··· Exercise data
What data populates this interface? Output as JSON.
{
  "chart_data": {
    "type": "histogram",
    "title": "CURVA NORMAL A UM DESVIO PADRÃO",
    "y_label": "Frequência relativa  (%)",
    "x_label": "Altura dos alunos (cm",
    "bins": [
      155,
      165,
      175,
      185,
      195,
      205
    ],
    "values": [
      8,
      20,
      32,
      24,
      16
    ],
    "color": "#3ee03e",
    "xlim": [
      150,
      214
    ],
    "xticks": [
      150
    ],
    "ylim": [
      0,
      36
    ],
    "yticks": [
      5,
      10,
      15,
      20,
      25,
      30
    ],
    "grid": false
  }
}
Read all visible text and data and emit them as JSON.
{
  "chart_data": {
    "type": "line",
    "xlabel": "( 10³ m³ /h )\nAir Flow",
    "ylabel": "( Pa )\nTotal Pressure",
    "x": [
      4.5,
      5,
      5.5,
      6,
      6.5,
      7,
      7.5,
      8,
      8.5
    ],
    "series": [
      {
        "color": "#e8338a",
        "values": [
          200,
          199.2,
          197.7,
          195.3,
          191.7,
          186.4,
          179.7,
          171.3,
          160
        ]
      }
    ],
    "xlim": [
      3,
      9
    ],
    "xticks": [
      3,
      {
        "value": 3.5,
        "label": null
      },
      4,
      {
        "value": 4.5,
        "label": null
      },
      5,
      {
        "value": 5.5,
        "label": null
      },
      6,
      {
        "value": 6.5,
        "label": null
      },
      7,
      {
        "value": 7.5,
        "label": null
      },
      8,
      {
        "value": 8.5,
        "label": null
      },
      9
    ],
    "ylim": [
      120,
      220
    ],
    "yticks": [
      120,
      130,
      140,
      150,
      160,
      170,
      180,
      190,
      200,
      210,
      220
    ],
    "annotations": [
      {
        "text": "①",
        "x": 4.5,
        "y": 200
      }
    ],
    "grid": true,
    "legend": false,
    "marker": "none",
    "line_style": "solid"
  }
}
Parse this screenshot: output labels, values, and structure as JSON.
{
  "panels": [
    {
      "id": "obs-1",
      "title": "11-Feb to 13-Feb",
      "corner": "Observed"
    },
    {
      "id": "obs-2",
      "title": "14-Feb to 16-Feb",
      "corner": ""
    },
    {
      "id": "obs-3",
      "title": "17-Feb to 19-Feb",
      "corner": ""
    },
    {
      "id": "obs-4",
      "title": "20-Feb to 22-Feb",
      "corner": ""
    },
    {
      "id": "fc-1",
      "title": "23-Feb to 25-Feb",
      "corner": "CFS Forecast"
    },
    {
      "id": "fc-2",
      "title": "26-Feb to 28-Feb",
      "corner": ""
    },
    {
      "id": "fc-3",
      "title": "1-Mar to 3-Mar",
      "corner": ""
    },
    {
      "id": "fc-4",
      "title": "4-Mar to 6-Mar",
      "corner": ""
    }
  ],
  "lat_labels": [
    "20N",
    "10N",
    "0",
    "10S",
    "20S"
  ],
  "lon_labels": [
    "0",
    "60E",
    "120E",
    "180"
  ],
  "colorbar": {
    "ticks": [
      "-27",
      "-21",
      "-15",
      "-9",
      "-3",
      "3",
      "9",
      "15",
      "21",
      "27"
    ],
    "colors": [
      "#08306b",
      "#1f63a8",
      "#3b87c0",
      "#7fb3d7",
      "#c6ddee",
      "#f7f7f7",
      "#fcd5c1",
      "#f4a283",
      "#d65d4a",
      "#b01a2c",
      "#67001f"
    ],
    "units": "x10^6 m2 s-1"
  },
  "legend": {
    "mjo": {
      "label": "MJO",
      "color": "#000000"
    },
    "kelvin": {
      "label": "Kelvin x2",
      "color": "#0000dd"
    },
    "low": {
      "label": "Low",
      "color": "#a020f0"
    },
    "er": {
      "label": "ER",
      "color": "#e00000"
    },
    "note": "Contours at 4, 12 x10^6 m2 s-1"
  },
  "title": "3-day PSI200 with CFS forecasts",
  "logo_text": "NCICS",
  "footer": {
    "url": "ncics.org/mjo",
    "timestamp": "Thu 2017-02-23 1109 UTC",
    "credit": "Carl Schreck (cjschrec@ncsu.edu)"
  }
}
······
Request: Write out every line exactly as it stands.

Full output:
What data populates this interface? Output as JSON.
{
  "chart_data": {
    "type": "histogram",
    "title": "CURVA NORMAL A UM DESVIO PADRÃO",
    "y_label": "Frequência relativa  (%)",
    "x_label": "Altura dos alunos (cm",
    "bins": [
      155,
      165,
      175,
      185,
      195,
      205
    ],
    "values": [
      8,
      20,
      32,
      24,
      16
    ],
    "color": "#3ee03e",
    "xlim": [
      150,
      214
    ],
    "xticks": [
      150
    ],
    "ylim": [
      0,
      36
    ],
    "yticks": [
      5,
      10,
      15,
      20,
      25,
      30
    ],
    "grid": false
  }
}
Read all visible text and data and emit them as JSON.
{
  "chart_data": {
    "type": "line",
    "xlabel": "( 10³ m³ /h )\nAir Flow",
    "ylabel": "( Pa )\nTotal Pressure",
    "x": [
      4.5,
      5,
      5.5,
      6,
      6.5,
      7,
      7.5,
      8,
      8.5
    ],
    "series": [
      {
        "color": "#e8338a",
        "values": [
          200,
          199.2,
          197.7,
          195.3,
          191.7,
          186.4,
          179.7,
          171.3,
          160
        ]
      }
    ],
    "xlim": [
      3,
      9
    ],
    "xticks": [
      3,
      {
        "value": 3.5,
        "label": null
      },
      4,
      {
        "value": 4.5,
        "label": null
      },
      5,
      {
        "value": 5.5,
        "label": null
      },
      6,
      {
        "value": 6.5,
        "label": null
      },
      7,
      {
        "value": 7.5,
        "label": null
      },
      8,
      {
        "value": 8.5,
        "label": null
      },
      9
    ],
    "ylim": [
      120,
      220
    ],
    "yticks": [
      120,
      130,
      140,
      150,
      160,
      170,
      180,
      190,
      200,
      210,
      220
    ],
    "annotations": [
      {
        "text": "①",
        "x": 4.5,
        "y": 200
      }
    ],
    "grid": true,
    "legend": false,
    "marker": "none",
    "line_style": "solid"
  }
}
Parse this screenshot: output labels, values, and structure as JSON.
{
  "panels": [
    {
      "id": "obs-1",
      "title": "11-Feb to 13-Feb",
      "corner": "Observed"
    },
    {
      "id": "obs-2",
      "title": "14-Feb to 16-Feb",
      "corner": ""
    },
    {
      "id": "obs-3",
      "title": "17-Feb to 19-Feb",
      "corner": ""
    },
    {
      "id": "obs-4",
      "title": "20-Feb to 22-Feb",
      "corner": ""
    },
    {
      "id": "fc-1",
      "title": "23-Feb to 25-Feb",
      "corner": "CFS Forecast"
    },
    {
      "id": "fc-2",
      "title": "26-Feb to 28-Feb",
      "corner": ""
    },
    {
      "id": "fc-3",
      "title": "1-Mar to 3-Mar",
      "corner": ""
    },
    {
      "id": "fc-4",
      "title": "4-Mar to 6-Mar",
      "corner": ""
    }
  ],
  "lat_labels": [
    "20N",
    "10N",
    "0",
    "10S",
    "20S"
  ],
  "lon_labels": [
    "0",
    "60E",
    "120E",
    "180"
  ],
  "colorbar": {
    "ticks": [
      "-27",
      "-21",
      "-15",
      "-9",
      "-3",
      "3",
      "9",
      "15",
      "21",
      "27"
    ],
    "colors": [
      "#08306b",
      "#1f63a8",
      "#3b87c0",
      "#7fb3d7",
      "#c6ddee",
      "#f7f7f7",
      "#fcd5c1",
      "#f4a283",
      "#d65d4a",
      "#b01a2c",
      "#67001f"
    ],
    "units": "x10^6 m2 s-1"
  },
  "legend": {
    "mjo": {
      "label": "MJO",
      "color": "#000000"
    },
    "kelvin": {
      "label": "Kelvin x2",
      "color": "#0000dd"
    },
    "low": {
      "label": "Low",
      "color": "#a020f0"
    },
    "er": {
      "label": "ER",
      "color": "#e00000"
    },
    "note": "Contours at 4, 12 x10^6 m2 s-1"
  },
  "title": "3-day PSI200 with CFS forecasts",
  "logo_text": "NCICS",
  "footer": {
    "url": "ncics.org/mjo",
    "timestamp": "Thu 2017-02-23 1109 UTC",
    "credit": "Carl Schreck (cjschrec@ncsu.edu)"
  }
}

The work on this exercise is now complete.